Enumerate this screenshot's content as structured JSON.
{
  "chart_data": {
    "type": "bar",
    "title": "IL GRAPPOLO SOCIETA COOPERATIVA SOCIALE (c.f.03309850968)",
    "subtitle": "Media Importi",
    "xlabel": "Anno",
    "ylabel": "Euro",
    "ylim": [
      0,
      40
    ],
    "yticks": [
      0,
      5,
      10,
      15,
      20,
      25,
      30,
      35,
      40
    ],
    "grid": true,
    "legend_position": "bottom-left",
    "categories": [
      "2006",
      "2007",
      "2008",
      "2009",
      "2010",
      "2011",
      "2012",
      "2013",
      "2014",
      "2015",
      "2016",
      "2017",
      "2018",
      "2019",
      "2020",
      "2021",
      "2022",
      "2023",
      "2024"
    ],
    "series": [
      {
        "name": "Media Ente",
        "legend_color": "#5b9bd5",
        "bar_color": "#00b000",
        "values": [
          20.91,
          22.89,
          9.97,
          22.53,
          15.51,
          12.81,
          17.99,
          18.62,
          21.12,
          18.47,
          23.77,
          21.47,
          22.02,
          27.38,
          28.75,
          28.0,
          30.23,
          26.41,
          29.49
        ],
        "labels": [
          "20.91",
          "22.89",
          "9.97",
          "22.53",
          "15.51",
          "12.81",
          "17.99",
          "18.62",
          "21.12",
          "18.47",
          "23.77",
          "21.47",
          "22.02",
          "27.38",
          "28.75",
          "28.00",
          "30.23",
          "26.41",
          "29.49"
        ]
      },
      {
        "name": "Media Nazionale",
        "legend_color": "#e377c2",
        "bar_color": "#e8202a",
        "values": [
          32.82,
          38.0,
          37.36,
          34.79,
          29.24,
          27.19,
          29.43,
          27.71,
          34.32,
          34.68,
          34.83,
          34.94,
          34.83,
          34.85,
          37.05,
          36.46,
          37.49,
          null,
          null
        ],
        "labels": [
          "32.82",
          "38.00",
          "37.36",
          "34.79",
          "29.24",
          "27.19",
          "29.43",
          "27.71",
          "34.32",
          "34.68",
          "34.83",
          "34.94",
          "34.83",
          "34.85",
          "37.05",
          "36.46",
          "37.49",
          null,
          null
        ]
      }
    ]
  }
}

-----

STATED EXERCISE: Make an exact copy of the records.

REPLY:
Enumerate this screenshot's content as structured JSON.
{
  "chart_data": {
    "type": "bar",
    "title": "IL GRAPPOLO SOCIETA COOPERATIVA SOCIALE (c.f.03309850968)",
    "subtitle": "Media Importi",
    "xlabel": "Anno",
    "ylabel": "Euro",
    "ylim": [
      0,
      40
    ],
    "yticks": [
      0,
      5,
      10,
      15,
      20,
      25,
      30,
      35,
      40
    ],
    "grid": true,
    "legend_position": "bottom-left",
    "categories": [
      "2006",
      "2007",
      "2008",
      "2009",
      "2010",
      "2011",
      "2012",
      "2013",
      "2014",
      "2015",
      "2016",
      "2017",
      "2018",
      "2019",
      "2020",
      "2021",
      "2022",
      "2023",
      "2024"
    ],
    "series": [
      {
        "name": "Media Ente",
        "legend_color": "#5b9bd5",
        "bar_color": "#00b000",
        "values": [
          20.91,
          22.89,
          9.97,
          22.53,
          15.51,
          12.81,
          17.99,
          18.62,
          21.12,
          18.47,
          23.77,
          21.47,
          22.02,
          27.38,
          28.75,
          28.0,
          30.23,
          26.41,
          29.49
        ],
        "labels": [
          "20.91",
          "22.89",
          "9.97",
          "22.53",
          "15.51",
          "12.81",
          "17.99",
          "18.62",
          "21.12",
          "18.47",
          "23.77",
          "21.47",
          "22.02",
          "27.38",
          "28.75",
          "28.00",
          "30.23",
          "26.41",
          "29.49"
        ]
      },
      {
        "name": "Media Nazionale",
        "legend_color": "#e377c2",
        "bar_color": "#e8202a",
        "values": [
          32.82,
          38.0,
          37.36,
          34.79,
          29.24,
          27.19,
          29.43,
          27.71,
          34.32,
          34.68,
          34.83,
          34.94,
          34.83,
          34.85,
          37.05,
          36.46,
          37.49,
          null,
          null
        ],
        "labels": [
          "32.82",
          "38.00",
          "37.36",
          "34.79",
          "29.24",
          "27.19",
          "29.43",
          "27.71",
          "34.32",
          "34.68",
          "34.83",
          "34.94",
          "34.83",
          "34.85",
          "37.05",
          "36.46",
          "37.49",
          null,
          null
        ]
      }
    ]
  }
}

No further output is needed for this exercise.